** START **

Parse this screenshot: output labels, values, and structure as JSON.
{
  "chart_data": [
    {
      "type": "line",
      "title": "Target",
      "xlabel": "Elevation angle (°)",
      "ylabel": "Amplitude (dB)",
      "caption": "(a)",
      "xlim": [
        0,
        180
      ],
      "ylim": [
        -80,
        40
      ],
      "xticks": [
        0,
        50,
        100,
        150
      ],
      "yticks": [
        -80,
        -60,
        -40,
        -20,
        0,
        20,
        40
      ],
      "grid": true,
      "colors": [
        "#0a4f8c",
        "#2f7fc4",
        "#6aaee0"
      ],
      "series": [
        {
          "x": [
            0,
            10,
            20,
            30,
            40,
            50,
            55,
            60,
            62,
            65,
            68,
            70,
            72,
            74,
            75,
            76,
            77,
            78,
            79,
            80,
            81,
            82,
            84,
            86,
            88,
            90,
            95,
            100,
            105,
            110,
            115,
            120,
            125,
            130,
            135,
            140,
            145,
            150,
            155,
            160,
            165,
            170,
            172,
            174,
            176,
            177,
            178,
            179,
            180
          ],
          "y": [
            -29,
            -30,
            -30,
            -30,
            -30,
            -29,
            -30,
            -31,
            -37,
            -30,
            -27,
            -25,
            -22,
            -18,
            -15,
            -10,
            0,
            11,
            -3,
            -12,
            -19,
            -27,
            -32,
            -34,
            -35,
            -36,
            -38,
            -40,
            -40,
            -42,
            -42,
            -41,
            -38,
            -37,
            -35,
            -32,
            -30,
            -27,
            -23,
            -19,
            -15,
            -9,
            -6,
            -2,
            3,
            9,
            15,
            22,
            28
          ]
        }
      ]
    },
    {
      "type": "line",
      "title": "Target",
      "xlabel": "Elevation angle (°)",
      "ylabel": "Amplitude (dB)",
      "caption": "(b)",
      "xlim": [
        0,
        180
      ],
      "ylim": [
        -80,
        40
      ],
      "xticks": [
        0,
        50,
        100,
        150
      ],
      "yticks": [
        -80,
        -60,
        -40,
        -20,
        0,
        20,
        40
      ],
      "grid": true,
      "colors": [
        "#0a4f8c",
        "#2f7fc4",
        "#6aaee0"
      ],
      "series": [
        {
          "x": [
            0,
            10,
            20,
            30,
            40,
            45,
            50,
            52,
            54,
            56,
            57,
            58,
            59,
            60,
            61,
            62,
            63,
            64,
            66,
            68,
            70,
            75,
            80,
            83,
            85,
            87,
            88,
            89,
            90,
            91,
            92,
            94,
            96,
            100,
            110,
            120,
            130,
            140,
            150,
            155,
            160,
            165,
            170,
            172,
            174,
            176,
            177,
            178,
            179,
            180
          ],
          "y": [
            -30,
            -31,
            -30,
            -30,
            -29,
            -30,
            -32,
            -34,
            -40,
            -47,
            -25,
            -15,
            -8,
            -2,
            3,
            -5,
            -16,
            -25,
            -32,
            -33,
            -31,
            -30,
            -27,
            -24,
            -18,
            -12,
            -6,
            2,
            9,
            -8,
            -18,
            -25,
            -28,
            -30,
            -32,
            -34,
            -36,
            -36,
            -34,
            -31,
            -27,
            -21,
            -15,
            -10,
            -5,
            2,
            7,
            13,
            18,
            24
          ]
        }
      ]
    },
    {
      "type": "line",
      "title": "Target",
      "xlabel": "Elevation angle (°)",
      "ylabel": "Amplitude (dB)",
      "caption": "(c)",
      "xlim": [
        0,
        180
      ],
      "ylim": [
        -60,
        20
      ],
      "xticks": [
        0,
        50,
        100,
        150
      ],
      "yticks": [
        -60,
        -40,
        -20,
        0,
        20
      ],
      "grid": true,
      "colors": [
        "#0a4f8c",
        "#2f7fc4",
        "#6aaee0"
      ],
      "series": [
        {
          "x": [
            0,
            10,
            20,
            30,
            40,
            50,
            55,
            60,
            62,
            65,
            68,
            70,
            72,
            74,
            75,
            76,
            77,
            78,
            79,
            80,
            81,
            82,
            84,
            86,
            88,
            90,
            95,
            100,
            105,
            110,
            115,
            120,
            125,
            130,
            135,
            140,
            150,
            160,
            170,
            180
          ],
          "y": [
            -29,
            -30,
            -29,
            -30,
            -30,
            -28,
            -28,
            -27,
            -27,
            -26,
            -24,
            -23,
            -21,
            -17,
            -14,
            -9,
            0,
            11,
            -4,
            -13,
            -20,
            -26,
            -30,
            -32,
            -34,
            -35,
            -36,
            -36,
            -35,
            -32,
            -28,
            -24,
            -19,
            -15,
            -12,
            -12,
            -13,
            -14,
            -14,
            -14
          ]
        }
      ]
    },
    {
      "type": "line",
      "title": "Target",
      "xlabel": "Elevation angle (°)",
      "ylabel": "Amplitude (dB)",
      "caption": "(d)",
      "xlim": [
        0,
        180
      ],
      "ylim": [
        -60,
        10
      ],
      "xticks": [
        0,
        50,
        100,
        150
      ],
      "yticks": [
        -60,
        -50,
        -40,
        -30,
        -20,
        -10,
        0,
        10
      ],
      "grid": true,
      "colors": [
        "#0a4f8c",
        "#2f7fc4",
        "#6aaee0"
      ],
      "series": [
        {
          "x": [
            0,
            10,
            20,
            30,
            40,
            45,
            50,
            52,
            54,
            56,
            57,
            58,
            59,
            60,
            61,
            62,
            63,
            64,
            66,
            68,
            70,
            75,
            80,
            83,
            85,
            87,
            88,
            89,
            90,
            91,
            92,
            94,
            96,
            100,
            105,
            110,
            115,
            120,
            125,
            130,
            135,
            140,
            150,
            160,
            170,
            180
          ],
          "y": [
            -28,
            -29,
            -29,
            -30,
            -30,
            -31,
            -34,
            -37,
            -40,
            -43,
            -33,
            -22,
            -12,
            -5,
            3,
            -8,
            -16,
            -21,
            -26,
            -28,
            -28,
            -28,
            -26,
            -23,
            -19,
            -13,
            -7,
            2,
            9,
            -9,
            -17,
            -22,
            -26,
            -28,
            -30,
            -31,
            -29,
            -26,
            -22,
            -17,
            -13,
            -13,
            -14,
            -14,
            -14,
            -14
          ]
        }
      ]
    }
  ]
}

** END **

_Written exercise_
Write the material out again in its entirety, exactly as shown.

_Expected answer_
Parse this screenshot: output labels, values, and structure as JSON.
{
  "chart_data": [
    {
      "type": "line",
      "title": "Target",
      "xlabel": "Elevation angle (°)",
      "ylabel": "Amplitude (dB)",
      "caption": "(a)",
      "xlim": [
        0,
        180
      ],
      "ylim": [
        -80,
        40
      ],
      "xticks": [
        0,
        50,
        100,
        150
      ],
      "yticks": [
        -80,
        -60,
        -40,
        -20,
        0,
        20,
        40
      ],
      "grid": true,
      "colors": [
        "#0a4f8c",
        "#2f7fc4",
        "#6aaee0"
      ],
      "series": [
        {
          "x": [
            0,
            10,
            20,
            30,
            40,
            50,
            55,
            60,
            62,
            65,
            68,
            70,
            72,
            74,
            75,
            76,
            77,
            78,
            79,
            80,
            81,
            82,
            84,
            86,
            88,
            90,
            95,
            100,
            105,
            110,
            115,
            120,
            125,
            130,
            135,
            140,
            145,
            150,
            155,
            160,
            165,
            170,
            172,
            174,
            176,
            177,
            178,
            179,
            180
          ],
          "y": [
            -29,
            -30,
            -30,
            -30,
            -30,
            -29,
            -30,
            -31,
            -37,
            -30,
            -27,
            -25,
            -22,
            -18,
            -15,
            -10,
            0,
            11,
            -3,
            -12,
            -19,
            -27,
            -32,
            -34,
            -35,
            -36,
            -38,
            -40,
            -40,
            -42,
            -42,
            -41,
            -38,
            -37,
            -35,
            -32,
            -30,
            -27,
            -23,
            -19,
            -15,
            -9,
            -6,
            -2,
            3,
            9,
            15,
            22,
            28
          ]
        }
      ]
    },
    {
      "type": "line",
      "title": "Target",
      "xlabel": "Elevation angle (°)",
      "ylabel": "Amplitude (dB)",
      "caption": "(b)",
      "xlim": [
        0,
        180
      ],
      "ylim": [
        -80,
        40
      ],
      "xticks": [
        0,
        50,
        100,
        150
      ],
      "yticks": [
        -80,
        -60,
        -40,
        -20,
        0,
        20,
        40
      ],
      "grid": true,
      "colors": [
        "#0a4f8c",
        "#2f7fc4",
        "#6aaee0"
      ],
      "series": [
        {
          "x": [
            0,
            10,
            20,
            30,
            40,
            45,
            50,
            52,
            54,
            56,
            57,
            58,
            59,
            60,
            61,
            62,
            63,
            64,
            66,
            68,
            70,
            75,
            80,
            83,
            85,
            87,
            88,
            89,
            90,
            91,
            92,
            94,
            96,
            100,
            110,
            120,
            130,
            140,
            150,
            155,
            160,
            165,
            170,
            172,
            174,
            176,
            177,
            178,
            179,
            180
          ],
          "y": [
            -30,
            -31,
            -30,
            -30,
            -29,
            -30,
            -32,
            -34,
            -40,
            -47,
            -25,
            -15,
            -8,
            -2,
            3,
            -5,
            -16,
            -25,
            -32,
            -33,
            -31,
            -30,
            -27,
            -24,
            -18,
            -12,
            -6,
            2,
            9,
            -8,
            -18,
            -25,
            -28,
            -30,
            -32,
            -34,
            -36,
            -36,
            -34,
            -31,
            -27,
            -21,
            -15,
            -10,
            -5,
            2,
            7,
            13,
            18,
            24
          ]
        }
      ]
    },
    {
      "type": "line",
      "title": "Target",
      "xlabel": "Elevation angle (°)",
      "ylabel": "Amplitude (dB)",
      "caption": "(c)",
      "xlim": [
        0,
        180
      ],
      "ylim": [
        -60,
        20
      ],
      "xticks": [
        0,
        50,
        100,
        150
      ],
      "yticks": [
        -60,
        -40,
        -20,
        0,
        20
      ],
      "grid": true,
      "colors": [
        "#0a4f8c",
        "#2f7fc4",
        "#6aaee0"
      ],
      "series": [
        {
          "x": [
            0,
            10,
            20,
            30,
            40,
            50,
            55,
            60,
            62,
            65,
            68,
            70,
            72,
            74,
            75,
            76,
            77,
            78,
            79,
            80,
            81,
            82,
            84,
            86,
            88,
            90,
            95,
            100,
            105,
            110,
            115,
            120,
            125,
            130,
            135,
            140,
            150,
            160,
            170,
            180
          ],
          "y": [
            -29,
            -30,
            -29,
            -30,
            -30,
            -28,
            -28,
            -27,
            -27,
            -26,
            -24,
            -23,
            -21,
            -17,
            -14,
            -9,
            0,
            11,
            -4,
            -13,
            -20,
            -26,
            -30,
            -32,
            -34,
            -35,
            -36,
            -36,
            -35,
            -32,
            -28,
            -24,
            -19,
            -15,
            -12,
            -12,
            -13,
            -14,
            -14,
            -14
          ]
        }
      ]
    },
    {
      "type": "line",
      "title": "Target",
      "xlabel": "Elevation angle (°)",
      "ylabel": "Amplitude (dB)",
      "caption": "(d)",
      "xlim": [
        0,
        180
      ],
      "ylim": [
        -60,
        10
      ],
      "xticks": [
        0,
        50,
        100,
        150
      ],
      "yticks": [
        -60,
        -50,
        -40,
        -30,
        -20,
        -10,
        0,
        10
      ],
      "grid": true,
      "colors": [
        "#0a4f8c",
        "#2f7fc4",
        "#6aaee0"
      ],
      "series": [
        {
          "x": [
            0,
            10,
            20,
            30,
            40,
            45,
            50,
            52,
            54,
            56,
            57,
            58,
            59,
            60,
            61,
            62,
            63,
            64,
            66,
            68,
            70,
            75,
            80,
            83,
            85,
            87,
            88,
            89,
            90,
            91,
            92,
            94,
            96,
            100,
            105,
            110,
            115,
            120,
            125,
            130,
            135,
            140,
            150,
            160,
            170,
            180
          ],
          "y": [
            -28,
            -29,
            -29,
            -30,
            -30,
            -31,
            -34,
            -37,
            -40,
            -43,
            -33,
            -22,
            -12,
            -5,
            3,
            -8,
            -16,
            -21,
            -26,
            -28,
            -28,
            -28,
            -26,
            -23,
            -19,
            -13,
            -7,
            2,
            9,
            -9,
            -17,
            -22,
            -26,
            -28,
            -30,
            -31,
            -29,
            -26,
            -22,
            -17,
            -13,
            -13,
            -14,
            -14,
            -14,
            -14
          ]
        }
      ]
    }
  ]
}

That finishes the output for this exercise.